EXERCISE PROMPT -
Keep the pictures out of the copy and print all the entries below exactly.

Records from a data collection
....

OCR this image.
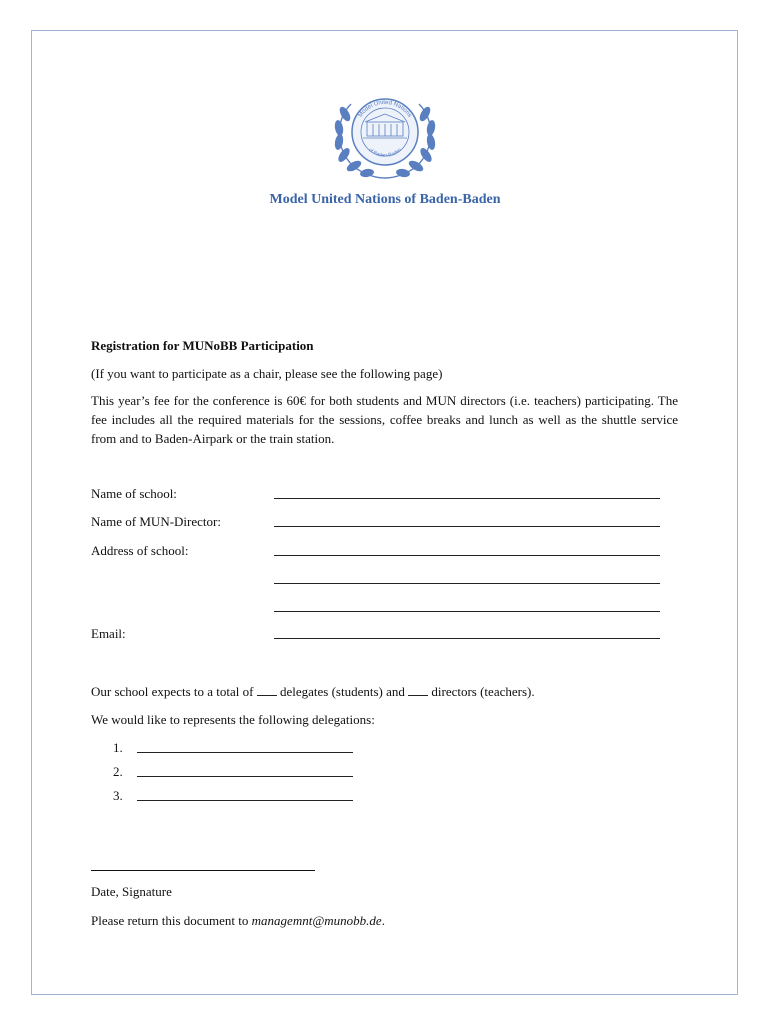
Model United Nations
of Baden-Baden
Model United Nations of Baden-Baden
Registration for MUNoBB Participation
(If you want to participate as a chair, please see the following page)
This year’s fee for the conference is 60€ for both students and MUN directors (i.e. teachers) participating. The fee includes all the required materials for the sessions, coffee breaks and lunch as well as the shuttle service from and to Baden-Airpark or the train station.
Name of school:
Name of MUN-Director:
Address of school:
Email:
Our school expects to a total of delegates (students) and directors (teachers).
We would like to represents the following delegations:
1.
2.
3.
Date, Signature
Please return this document to managemnt@munobb.de.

....

FINAL RESULT -
OCR this image.
Model United Nations
of Baden-Baden
Model United Nations of Baden-Baden
Registration for MUNoBB Participation
(If you want to participate as a chair, please see the following page)
This year’s fee for the conference is 60€ for both students and MUN directors (i.e. teachers) participating. The fee includes all the required materials for the sessions, coffee breaks and lunch as well as the shuttle service from and to Baden-Airpark or the train station.
Name of school:
Name of MUN-Director:
Address of school:
Email:
Our school expects to a total of delegates (students) and directors (teachers).
We would like to represents the following delegations:
1.
2.
3.
Date, Signature
Please return this document to managemnt@munobb.de.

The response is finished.